**DATA LISTING**
-- Begin --

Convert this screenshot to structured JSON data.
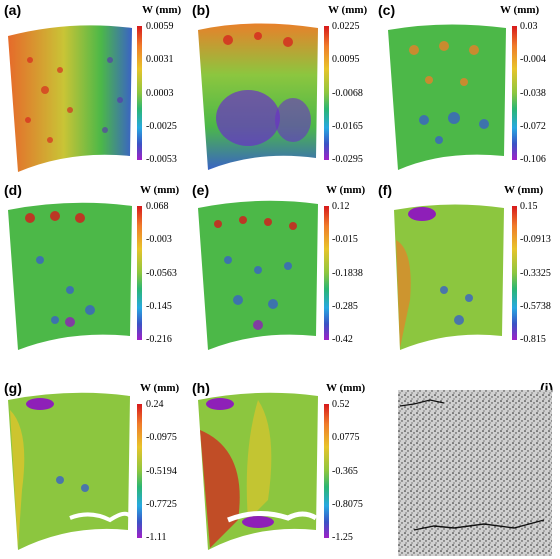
{
  "panels": [
    {
      "label": "(a)",
      "unit": "W (mm)",
      "ticks": [
        "0.0059",
        "0.0031",
        "0.0003",
        "-0.0025",
        "-0.0053"
      ]
    },
    {
      "label": "(b)",
      "unit": "W (mm)",
      "ticks": [
        "0.0225",
        "0.0095",
        "-0.0068",
        "-0.0165",
        "-0.0295"
      ]
    },
    {
      "label": "(c)",
      "unit": "W (mm)",
      "ticks": [
        "0.03",
        "-0.004",
        "-0.038",
        "-0.072",
        "-0.106"
      ]
    },
    {
      "label": "(d)",
      "unit": "W (mm)",
      "ticks": [
        "0.068",
        "-0.003",
        "-0.0563",
        "-0.145",
        "-0.216"
      ]
    },
    {
      "label": "(e)",
      "unit": "W (mm)",
      "ticks": [
        "0.12",
        "-0.015",
        "-0.1838",
        "-0.285",
        "-0.42"
      ]
    },
    {
      "label": "(f)",
      "unit": "W (mm)",
      "ticks": [
        "0.15",
        "-0.0913",
        "-0.3325",
        "-0.5738",
        "-0.815"
      ]
    },
    {
      "label": "(g)",
      "unit": "W (mm)",
      "ticks": [
        "0.24",
        "-0.0975",
        "-0.5194",
        "-0.7725",
        "-1.11"
      ]
    },
    {
      "label": "(h)",
      "unit": "W (mm)",
      "ticks": [
        "0.52",
        "0.0775",
        "-0.365",
        "-0.8075",
        "-1.25"
      ]
    },
    {
      "label": "(i)"
    }
  ],
  "colors": {
    "high": "#d7191c",
    "mid": "#4cb848",
    "low": "#8e1fb8"
  }
}
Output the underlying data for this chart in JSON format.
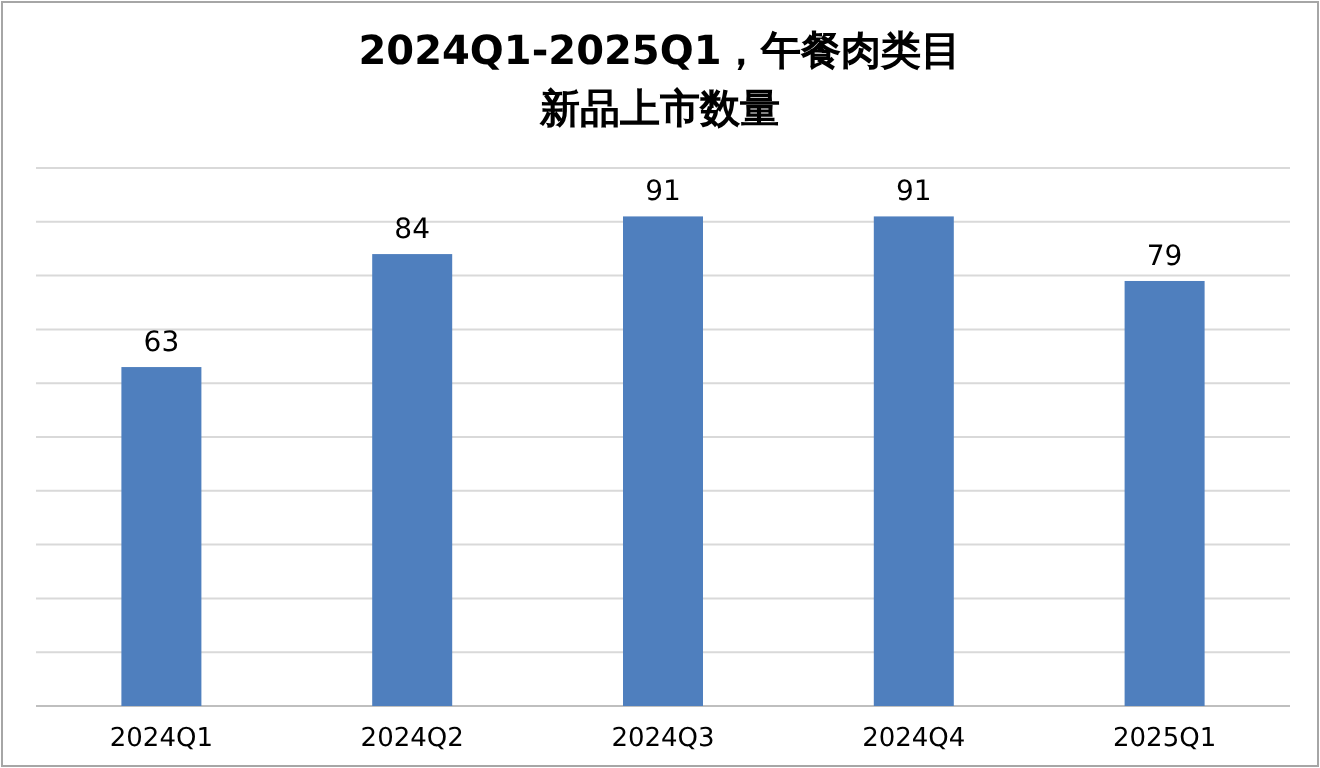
{
  "chart_data": {
    "type": "bar",
    "title": "2024Q1-2025Q1，午餐肉类目",
    "subtitle": "新品上市数量",
    "categories": [
      "2024Q1",
      "2024Q2",
      "2024Q3",
      "2024Q4",
      "2025Q1"
    ],
    "values": [
      63,
      84,
      91,
      91,
      79
    ],
    "color": "#4f7fbe",
    "ylim": [
      0,
      100
    ],
    "yticks": [
      {
        "value": 0,
        "label": null
      },
      {
        "value": 10,
        "label": null
      },
      {
        "value": 20,
        "label": null
      },
      {
        "value": 30,
        "label": null
      },
      {
        "value": 40,
        "label": null
      },
      {
        "value": 50,
        "label": null
      },
      {
        "value": 60,
        "label": null
      },
      {
        "value": 70,
        "label": null
      },
      {
        "value": 80,
        "label": null
      },
      {
        "value": 90,
        "label": null
      },
      {
        "value": 100,
        "label": null
      }
    ],
    "grid": "y",
    "tick_labels": "x",
    "data_labels": true
  }
}
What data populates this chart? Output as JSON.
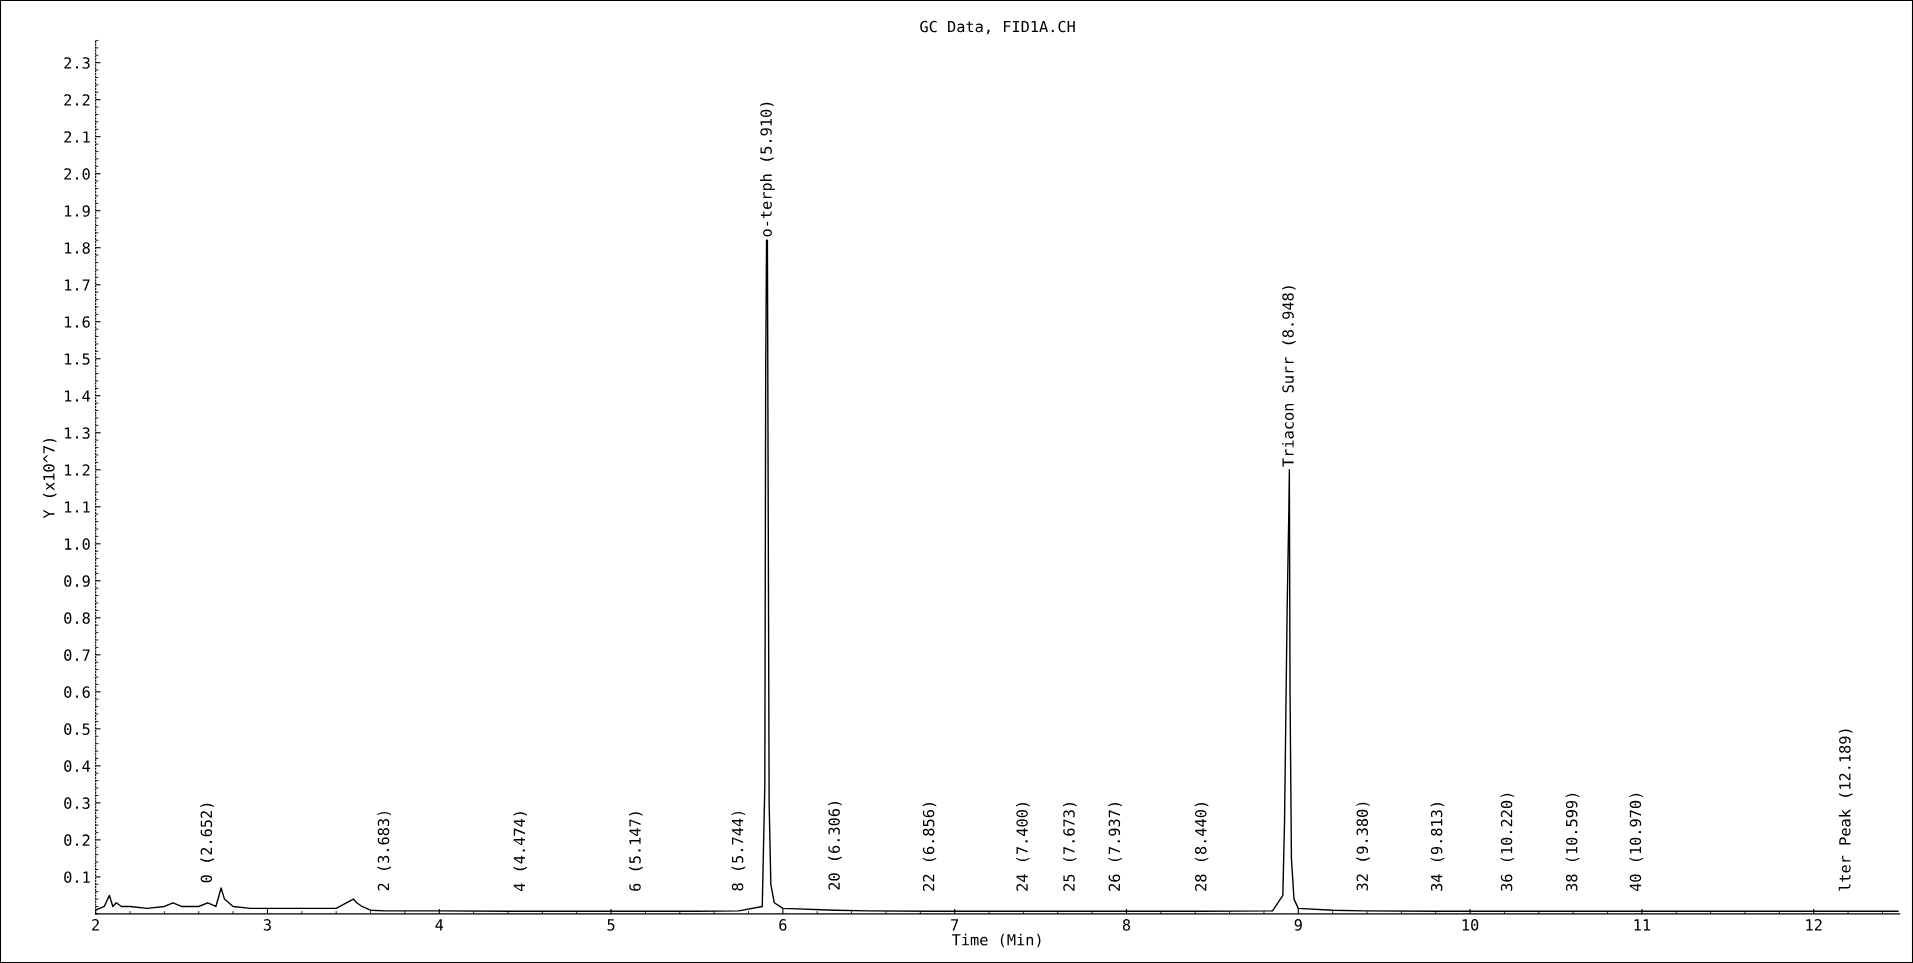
{
  "chart_data": {
    "type": "line",
    "title": "GC Data, FID1A.CH",
    "xlabel": "Time (Min)",
    "ylabel": "Y (x10^7)",
    "xlim": [
      2,
      12.5
    ],
    "xticks": [
      2,
      3,
      4,
      5,
      6,
      7,
      8,
      9,
      10,
      11,
      12
    ],
    "ylim": [
      0,
      2.36
    ],
    "yticks": [
      0.1,
      0.2,
      0.3,
      0.4,
      0.5,
      0.6,
      0.7,
      0.8,
      0.9,
      {
        "value": 1,
        "label": "1.0"
      },
      1.1,
      1.2,
      1.3,
      1.4,
      1.5,
      1.6,
      1.7,
      1.8,
      1.9,
      {
        "value": 2,
        "label": "2.0"
      },
      2.1,
      2.2,
      2.3
    ],
    "grid": false,
    "marker": "none",
    "line_style": "solid",
    "series": [
      {
        "color": "#000000",
        "x": [
          2.0,
          2.05,
          2.08,
          2.1,
          2.12,
          2.15,
          2.2,
          2.3,
          2.4,
          2.45,
          2.5,
          2.6,
          2.652,
          2.7,
          2.73,
          2.75,
          2.8,
          2.9,
          3.0,
          3.2,
          3.4,
          3.5,
          3.52,
          3.55,
          3.6,
          3.683,
          4.0,
          4.474,
          5.0,
          5.147,
          5.5,
          5.744,
          5.88,
          5.895,
          5.9,
          5.905,
          5.91,
          5.915,
          5.92,
          5.93,
          5.95,
          6.0,
          6.306,
          6.5,
          6.856,
          7.0,
          7.4,
          7.673,
          7.937,
          8.44,
          8.85,
          8.91,
          8.92,
          8.935,
          8.945,
          8.948,
          8.952,
          8.96,
          8.975,
          9.0,
          9.2,
          9.38,
          9.813,
          10.0,
          10.22,
          10.599,
          10.97,
          11.5,
          12.0,
          12.189,
          12.49
        ],
        "values": [
          0.01,
          0.02,
          0.05,
          0.02,
          0.03,
          0.02,
          0.02,
          0.015,
          0.02,
          0.03,
          0.02,
          0.02,
          0.03,
          0.02,
          0.07,
          0.04,
          0.02,
          0.015,
          0.015,
          0.015,
          0.015,
          0.04,
          0.03,
          0.02,
          0.01,
          0.008,
          0.008,
          0.007,
          0.007,
          0.007,
          0.007,
          0.008,
          0.02,
          0.35,
          1.46,
          1.82,
          1.82,
          1.05,
          0.3,
          0.08,
          0.03,
          0.015,
          0.01,
          0.008,
          0.007,
          0.007,
          0.007,
          0.007,
          0.007,
          0.007,
          0.008,
          0.05,
          0.25,
          0.82,
          1.09,
          1.2,
          0.6,
          0.15,
          0.04,
          0.015,
          0.01,
          0.008,
          0.007,
          0.007,
          0.007,
          0.007,
          0.007,
          0.007,
          0.007,
          0.007,
          0.007
        ]
      }
    ],
    "annotations": [
      {
        "text": "0 (2.652)",
        "x": 2.652,
        "y": 0.03
      },
      {
        "text": "2 (3.683)",
        "x": 3.683,
        "y": 0.008
      },
      {
        "text": "4 (4.474)",
        "x": 4.474,
        "y": 0.007
      },
      {
        "text": "6 (5.147)",
        "x": 5.147,
        "y": 0.007
      },
      {
        "text": "8 (5.744)",
        "x": 5.744,
        "y": 0.008
      },
      {
        "text": "o-terph (5.910)",
        "x": 5.91,
        "y": 1.82
      },
      {
        "text": "20 (6.306)",
        "x": 6.306,
        "y": 0.01
      },
      {
        "text": "22 (6.856)",
        "x": 6.856,
        "y": 0.007
      },
      {
        "text": "24 (7.400)",
        "x": 7.4,
        "y": 0.007
      },
      {
        "text": "25 (7.673)",
        "x": 7.673,
        "y": 0.007
      },
      {
        "text": "26 (7.937)",
        "x": 7.937,
        "y": 0.007
      },
      {
        "text": "28 (8.440)",
        "x": 8.44,
        "y": 0.007
      },
      {
        "text": "Triacon Surr (8.948)",
        "x": 8.948,
        "y": 1.2
      },
      {
        "text": "32 (9.380)",
        "x": 9.38,
        "y": 0.008
      },
      {
        "text": "34 (9.813)",
        "x": 9.813,
        "y": 0.007
      },
      {
        "text": "36 (10.220)",
        "x": 10.22,
        "y": 0.007
      },
      {
        "text": "38 (10.599)",
        "x": 10.599,
        "y": 0.007
      },
      {
        "text": "40 (10.970)",
        "x": 10.97,
        "y": 0.007
      },
      {
        "text": "lter Peak (12.189)",
        "x": 12.189,
        "y": 0.007
      }
    ]
  }
}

-- End --

**THE TASK**
The records above must be printed exactly; the pictures stay out.

**SOLUTION TO THIS EXERCISE**
Convert this screenshot to structured JSON data.
{
  "panels": [
    {
      "label": "(a)",
      "unit": "W (mm)",
      "ticks": [
        "0.0059",
        "0.0031",
        "0.0003",
        "-0.0025",
        "-0.0053"
      ]
    },
    {
      "label": "(b)",
      "unit": "W (mm)",
      "ticks": [
        "0.0225",
        "0.0095",
        "-0.0068",
        "-0.0165",
        "-0.0295"
      ]
    },
    {
      "label": "(c)",
      "unit": "W (mm)",
      "ticks": [
        "0.03",
        "-0.004",
        "-0.038",
        "-0.072",
        "-0.106"
      ]
    },
    {
      "label": "(d)",
      "unit": "W (mm)",
      "ticks": [
        "0.068",
        "-0.003",
        "-0.0563",
        "-0.145",
        "-0.216"
      ]
    },
    {
      "label": "(e)",
      "unit": "W (mm)",
      "ticks": [
        "0.12",
        "-0.015",
        "-0.1838",
        "-0.285",
        "-0.42"
      ]
    },
    {
      "label": "(f)",
      "unit": "W (mm)",
      "ticks": [
        "0.15",
        "-0.0913",
        "-0.3325",
        "-0.5738",
        "-0.815"
      ]
    },
    {
      "label": "(g)",
      "unit": "W (mm)",
      "ticks": [
        "0.24",
        "-0.0975",
        "-0.5194",
        "-0.7725",
        "-1.11"
      ]
    },
    {
      "label": "(h)",
      "unit": "W (mm)",
      "ticks": [
        "0.52",
        "0.0775",
        "-0.365",
        "-0.8075",
        "-1.25"
      ]
    },
    {
      "label": "(i)"
    }
  ],
  "colors": {
    "high": "#d7191c",
    "mid": "#4cb848",
    "low": "#8e1fb8"
  }
}
Output the underlying data for this chart in JSON format.
{
  "chart_data": {
    "type": "bar",
    "title": "2024Q1-2025Q1，午餐肉类目",
    "subtitle": "新品上市数量",
    "categories": [
      "2024Q1",
      "2024Q2",
      "2024Q3",
      "2024Q4",
      "2025Q1"
    ],
    "values": [
      63,
      84,
      91,
      91,
      79
    ],
    "color": "#4f7fbe",
    "ylim": [
      0,
      100
    ],
    "yticks": [
      {
        "value": 0,
        "label": null
      },
      {
        "value": 10,
        "label": null
      },
      {
        "value": 20,
        "label": null
      },
      {
        "value": 30,
        "label": null
      },
      {
        "value": 40,
        "label": null
      },
      {
        "value": 50,
        "label": null
      },
      {
        "value": 60,
        "label": null
      },
      {
        "value": 70,
        "label": null
      },
      {
        "value": 80,
        "label": null
      },
      {
        "value": 90,
        "label": null
      },
      {
        "value": 100,
        "label": null
      }
    ],
    "grid": "y",
    "tick_labels": "x",
    "data_labels": true
  }
}
What data populates this chart? Output as JSON.
{
  "chart_data": {
    "type": "line",
    "title": "GC Data, FID1A.CH",
    "xlabel": "Time (Min)",
    "ylabel": "Y (x10^7)",
    "xlim": [
      2,
      12.5
    ],
    "xticks": [
      2,
      3,
      4,
      5,
      6,
      7,
      8,
      9,
      10,
      11,
      12
    ],
    "ylim": [
      0,
      2.36
    ],
    "yticks": [
      0.1,
      0.2,
      0.3,
      0.4,
      0.5,
      0.6,
      0.7,
      0.8,
      0.9,
      {
        "value": 1,
        "label": "1.0"
      },
      1.1,
      1.2,
      1.3,
      1.4,
      1.5,
      1.6,
      1.7,
      1.8,
      1.9,
      {
        "value": 2,
        "label": "2.0"
      },
      2.1,
      2.2,
      2.3
    ],
    "grid": false,
    "marker": "none",
    "line_style": "solid",
    "series": [
      {
        "color": "#000000",
        "x": [
          2.0,
          2.05,
          2.08,
          2.1,
          2.12,
          2.15,
          2.2,
          2.3,
          2.4,
          2.45,
          2.5,
          2.6,
          2.652,
          2.7,
          2.73,
          2.75,
          2.8,
          2.9,
          3.0,
          3.2,
          3.4,
          3.5,
          3.52,
          3.55,
          3.6,
          3.683,
          4.0,
          4.474,
          5.0,
          5.147,
          5.5,
          5.744,
          5.88,
          5.895,
          5.9,
          5.905,
          5.91,
          5.915,
          5.92,
          5.93,
          5.95,
          6.0,
          6.306,
          6.5,
          6.856,
          7.0,
          7.4,
          7.673,
          7.937,
          8.44,
          8.85,
          8.91,
          8.92,
          8.935,
          8.945,
          8.948,
          8.952,
          8.96,
          8.975,
          9.0,
          9.2,
          9.38,
          9.813,
          10.0,
          10.22,
          10.599,
          10.97,
          11.5,
          12.0,
          12.189,
          12.49
        ],
        "values": [
          0.01,
          0.02,
          0.05,
          0.02,
          0.03,
          0.02,
          0.02,
          0.015,
          0.02,
          0.03,
          0.02,
          0.02,
          0.03,
          0.02,
          0.07,
          0.04,
          0.02,
          0.015,
          0.015,
          0.015,
          0.015,
          0.04,
          0.03,
          0.02,
          0.01,
          0.008,
          0.008,
          0.007,
          0.007,
          0.007,
          0.007,
          0.008,
          0.02,
          0.35,
          1.46,
          1.82,
          1.82,
          1.05,
          0.3,
          0.08,
          0.03,
          0.015,
          0.01,
          0.008,
          0.007,
          0.007,
          0.007,
          0.007,
          0.007,
          0.007,
          0.008,
          0.05,
          0.25,
          0.82,
          1.09,
          1.2,
          0.6,
          0.15,
          0.04,
          0.015,
          0.01,
          0.008,
          0.007,
          0.007,
          0.007,
          0.007,
          0.007,
          0.007,
          0.007,
          0.007,
          0.007
        ]
      }
    ],
    "annotations": [
      {
        "text": "0 (2.652)",
        "x": 2.652,
        "y": 0.03
      },
      {
        "text": "2 (3.683)",
        "x": 3.683,
        "y": 0.008
      },
      {
        "text": "4 (4.474)",
        "x": 4.474,
        "y": 0.007
      },
      {
        "text": "6 (5.147)",
        "x": 5.147,
        "y": 0.007
      },
      {
        "text": "8 (5.744)",
        "x": 5.744,
        "y": 0.008
      },
      {
        "text": "o-terph (5.910)",
        "x": 5.91,
        "y": 1.82
      },
      {
        "text": "20 (6.306)",
        "x": 6.306,
        "y": 0.01
      },
      {
        "text": "22 (6.856)",
        "x": 6.856,
        "y": 0.007
      },
      {
        "text": "24 (7.400)",
        "x": 7.4,
        "y": 0.007
      },
      {
        "text": "25 (7.673)",
        "x": 7.673,
        "y": 0.007
      },
      {
        "text": "26 (7.937)",
        "x": 7.937,
        "y": 0.007
      },
      {
        "text": "28 (8.440)",
        "x": 8.44,
        "y": 0.007
      },
      {
        "text": "Triacon Surr (8.948)",
        "x": 8.948,
        "y": 1.2
      },
      {
        "text": "32 (9.380)",
        "x": 9.38,
        "y": 0.008
      },
      {
        "text": "34 (9.813)",
        "x": 9.813,
        "y": 0.007
      },
      {
        "text": "36 (10.220)",
        "x": 10.22,
        "y": 0.007
      },
      {
        "text": "38 (10.599)",
        "x": 10.599,
        "y": 0.007
      },
      {
        "text": "40 (10.970)",
        "x": 10.97,
        "y": 0.007
      },
      {
        "text": "lter Peak (12.189)",
        "x": 12.189,
        "y": 0.007
      }
    ]
  }
}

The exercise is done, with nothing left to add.